***** ENTRIES SUPPLIED

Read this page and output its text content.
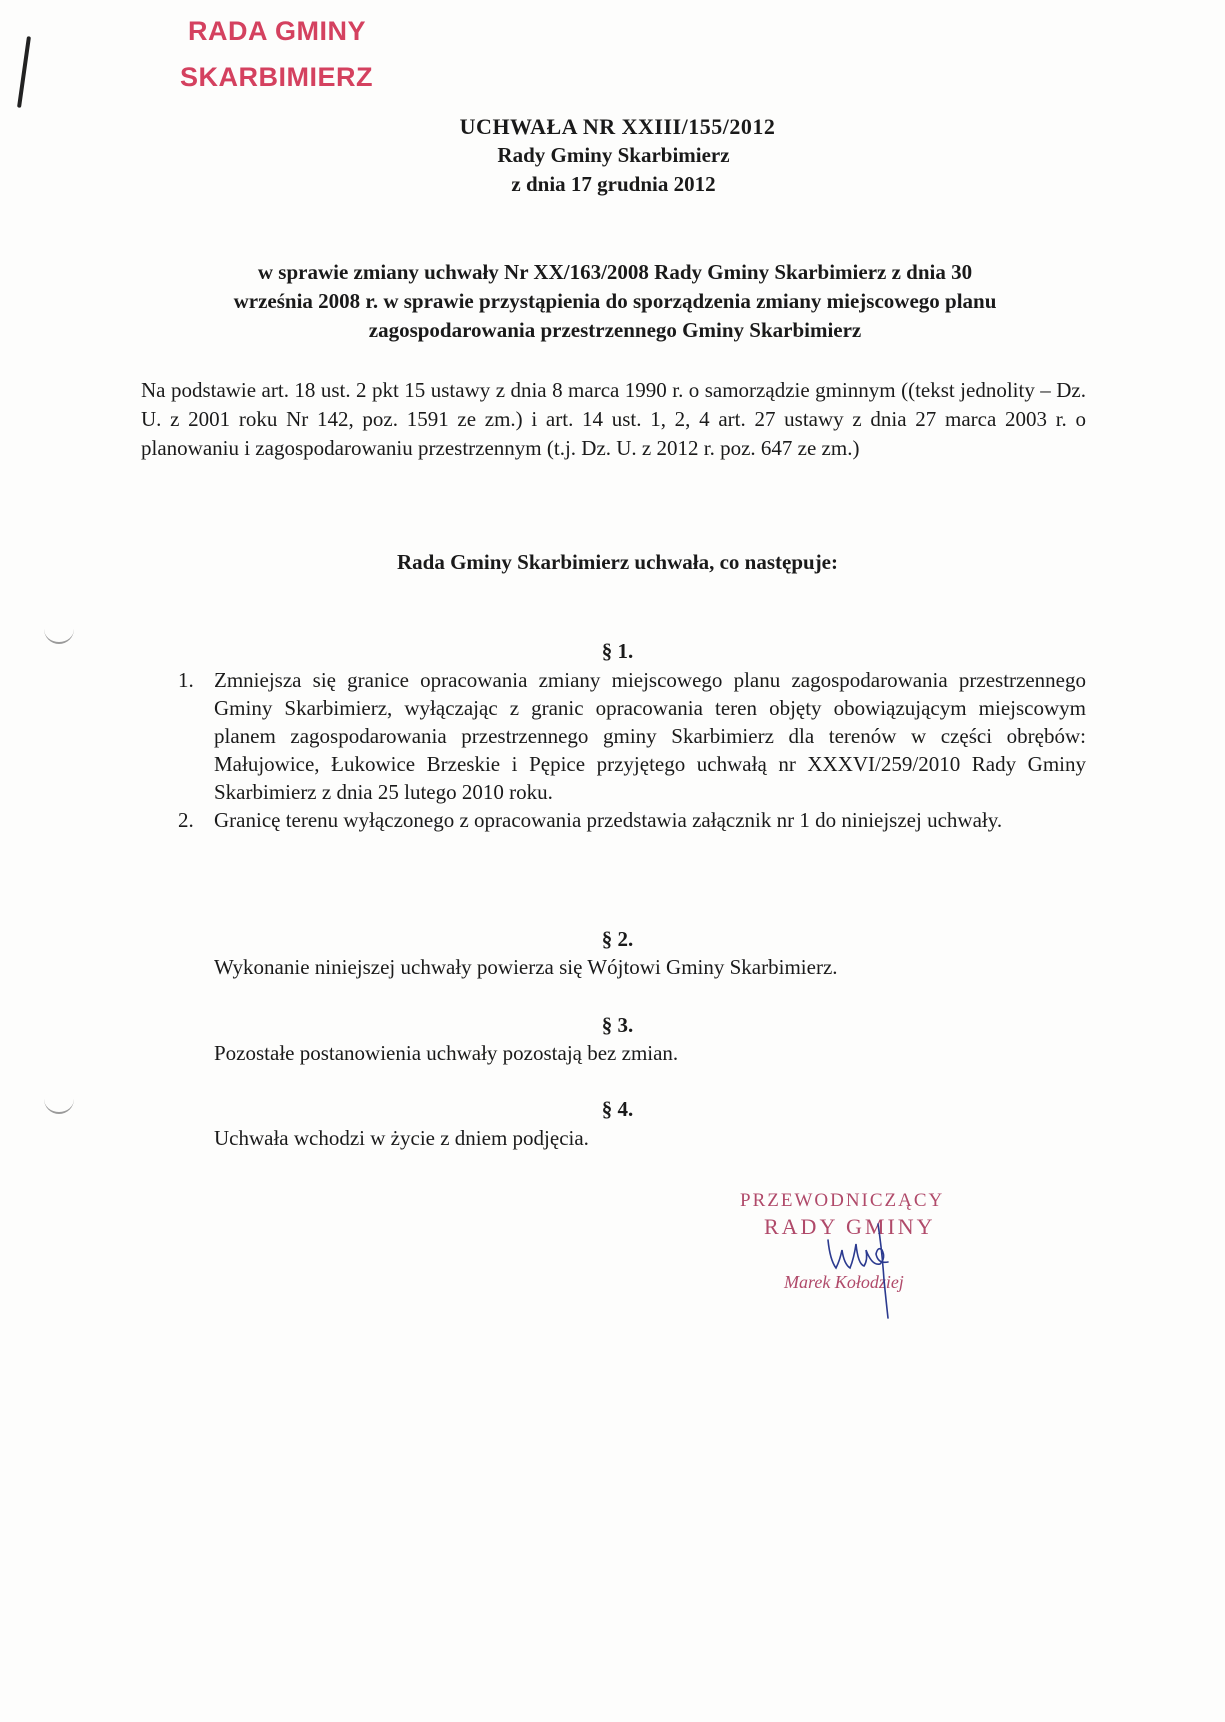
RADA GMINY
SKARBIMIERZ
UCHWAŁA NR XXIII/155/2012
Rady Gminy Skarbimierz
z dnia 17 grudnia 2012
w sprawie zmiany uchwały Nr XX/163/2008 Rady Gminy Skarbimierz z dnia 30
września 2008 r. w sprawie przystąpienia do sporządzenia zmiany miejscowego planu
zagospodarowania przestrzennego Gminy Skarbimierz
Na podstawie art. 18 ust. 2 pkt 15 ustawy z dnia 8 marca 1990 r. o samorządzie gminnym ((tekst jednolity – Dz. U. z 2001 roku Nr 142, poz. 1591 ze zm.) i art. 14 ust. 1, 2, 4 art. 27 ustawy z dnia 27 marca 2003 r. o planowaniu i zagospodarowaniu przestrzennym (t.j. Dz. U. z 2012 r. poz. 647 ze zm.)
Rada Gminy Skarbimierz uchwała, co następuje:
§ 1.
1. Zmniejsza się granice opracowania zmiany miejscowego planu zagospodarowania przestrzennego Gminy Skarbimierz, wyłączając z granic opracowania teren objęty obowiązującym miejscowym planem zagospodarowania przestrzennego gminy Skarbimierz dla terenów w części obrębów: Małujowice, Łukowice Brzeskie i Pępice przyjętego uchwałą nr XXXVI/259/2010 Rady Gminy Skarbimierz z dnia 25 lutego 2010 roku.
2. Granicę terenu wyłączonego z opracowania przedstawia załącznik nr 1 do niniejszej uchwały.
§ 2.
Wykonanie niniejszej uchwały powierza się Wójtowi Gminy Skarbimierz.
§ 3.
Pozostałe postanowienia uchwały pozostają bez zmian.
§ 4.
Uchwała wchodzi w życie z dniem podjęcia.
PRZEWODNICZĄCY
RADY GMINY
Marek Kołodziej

**********
***** ENTRIES SUPPLIED

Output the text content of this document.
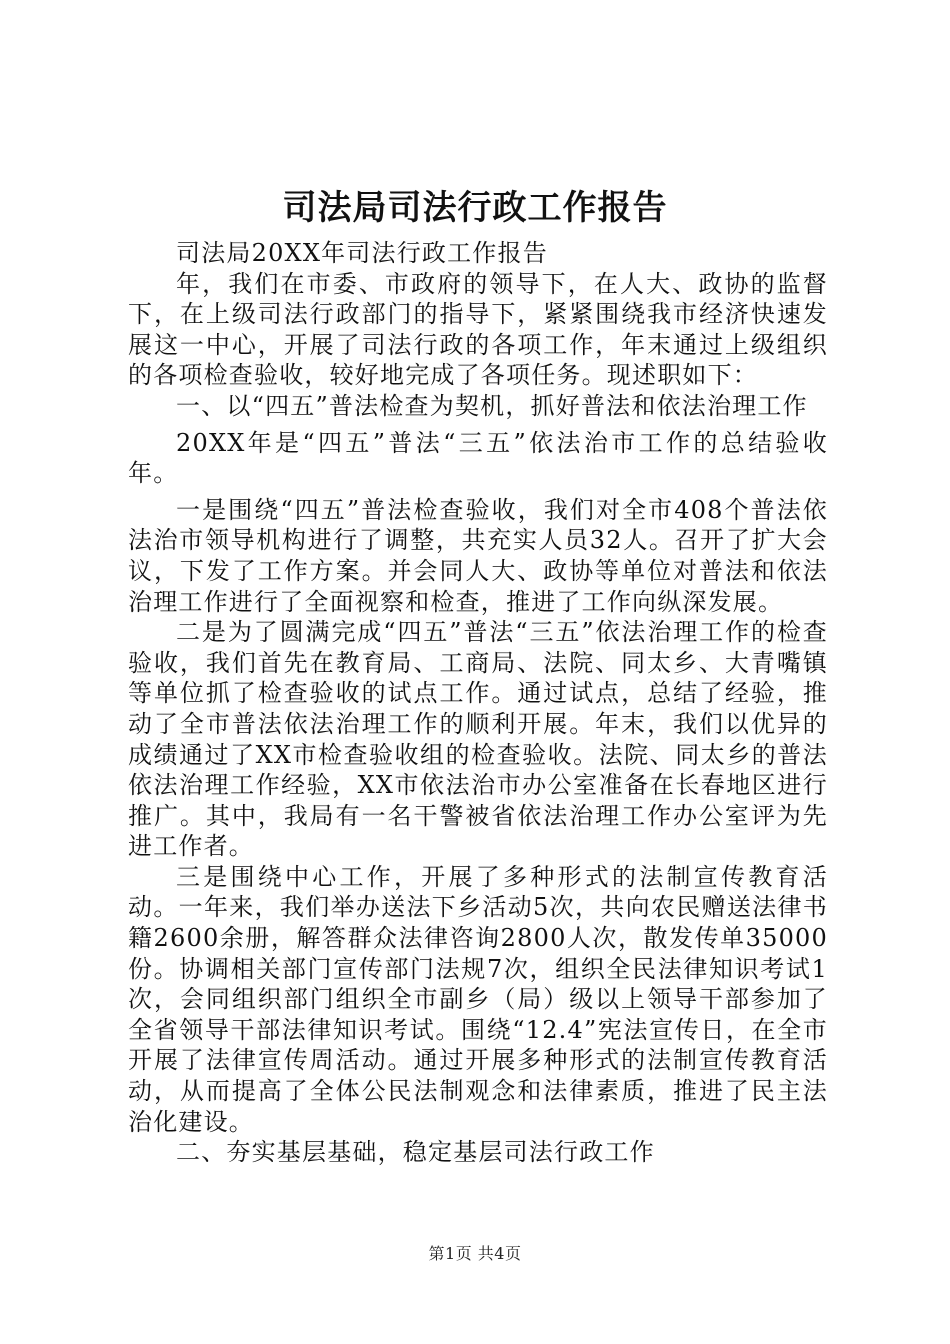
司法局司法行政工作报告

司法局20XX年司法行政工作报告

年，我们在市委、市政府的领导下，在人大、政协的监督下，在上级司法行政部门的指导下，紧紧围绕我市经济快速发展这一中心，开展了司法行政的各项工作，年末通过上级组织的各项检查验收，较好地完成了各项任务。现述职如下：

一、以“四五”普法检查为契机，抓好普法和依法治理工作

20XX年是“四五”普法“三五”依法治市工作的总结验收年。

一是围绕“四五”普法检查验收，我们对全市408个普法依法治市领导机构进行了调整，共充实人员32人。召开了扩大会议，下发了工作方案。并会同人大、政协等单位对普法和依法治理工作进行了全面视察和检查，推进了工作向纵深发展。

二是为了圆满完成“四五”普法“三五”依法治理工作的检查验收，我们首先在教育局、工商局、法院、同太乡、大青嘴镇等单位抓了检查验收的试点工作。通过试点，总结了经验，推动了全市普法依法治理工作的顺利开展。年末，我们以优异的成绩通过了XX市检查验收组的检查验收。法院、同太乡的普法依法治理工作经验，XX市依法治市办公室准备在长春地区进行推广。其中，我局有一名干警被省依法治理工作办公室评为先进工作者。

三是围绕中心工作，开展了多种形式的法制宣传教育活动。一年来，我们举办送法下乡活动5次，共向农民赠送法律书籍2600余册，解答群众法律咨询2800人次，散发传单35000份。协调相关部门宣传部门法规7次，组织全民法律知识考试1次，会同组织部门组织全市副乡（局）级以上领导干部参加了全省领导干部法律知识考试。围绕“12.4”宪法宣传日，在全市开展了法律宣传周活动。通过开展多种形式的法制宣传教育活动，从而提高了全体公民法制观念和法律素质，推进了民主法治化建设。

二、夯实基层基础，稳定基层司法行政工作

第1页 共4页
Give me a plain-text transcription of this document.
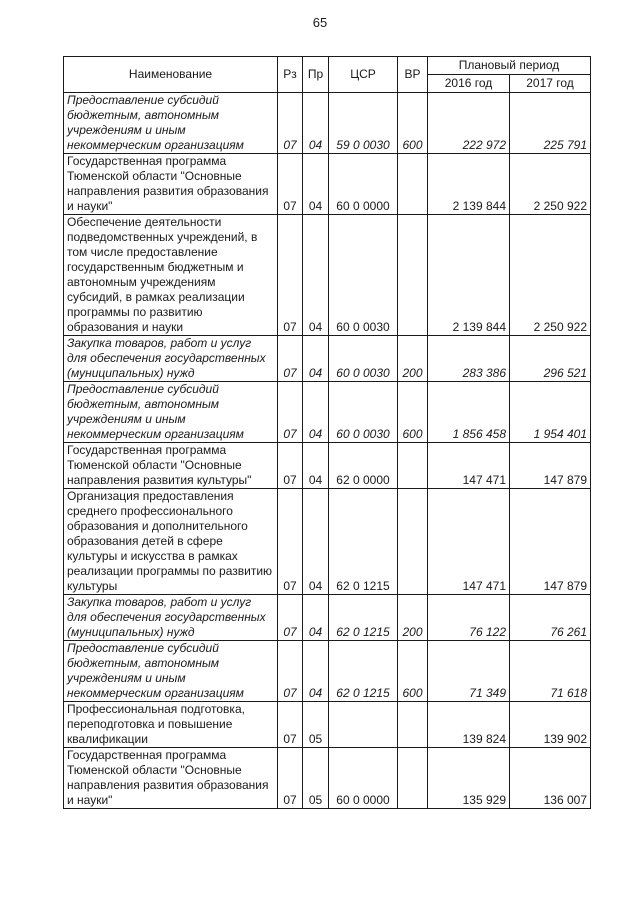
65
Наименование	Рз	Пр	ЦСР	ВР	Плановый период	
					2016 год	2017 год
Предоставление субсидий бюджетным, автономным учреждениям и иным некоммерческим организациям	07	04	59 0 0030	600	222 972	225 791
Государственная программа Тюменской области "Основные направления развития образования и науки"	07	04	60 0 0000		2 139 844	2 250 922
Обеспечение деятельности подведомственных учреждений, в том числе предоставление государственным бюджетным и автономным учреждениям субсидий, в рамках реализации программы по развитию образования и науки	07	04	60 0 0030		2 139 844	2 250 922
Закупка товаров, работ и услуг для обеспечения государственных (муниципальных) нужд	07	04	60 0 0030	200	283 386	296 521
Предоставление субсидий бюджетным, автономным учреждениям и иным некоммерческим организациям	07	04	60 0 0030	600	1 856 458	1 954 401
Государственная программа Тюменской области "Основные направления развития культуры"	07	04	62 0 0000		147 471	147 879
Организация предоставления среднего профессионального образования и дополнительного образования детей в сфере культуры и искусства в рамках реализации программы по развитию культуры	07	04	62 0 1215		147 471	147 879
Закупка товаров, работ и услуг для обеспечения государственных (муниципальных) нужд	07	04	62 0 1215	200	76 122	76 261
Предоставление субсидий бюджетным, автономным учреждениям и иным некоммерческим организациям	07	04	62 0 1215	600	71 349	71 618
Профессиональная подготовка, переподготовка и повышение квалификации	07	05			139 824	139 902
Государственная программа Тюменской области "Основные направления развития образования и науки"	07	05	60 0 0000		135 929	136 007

**********

- TASK DETAILS:
Using the entries above, find all lines with "работ". Copy them.

- TASK RESULT:
Закупка товаров, работ и услуг для обеспечения государственных (муниципальных) нужд	07	04	60 0 0030	200	283 386	296 521
Закупка товаров, работ и услуг для обеспечения государственных (муниципальных) нужд	07	04	62 0 1215	200	76 122	76 261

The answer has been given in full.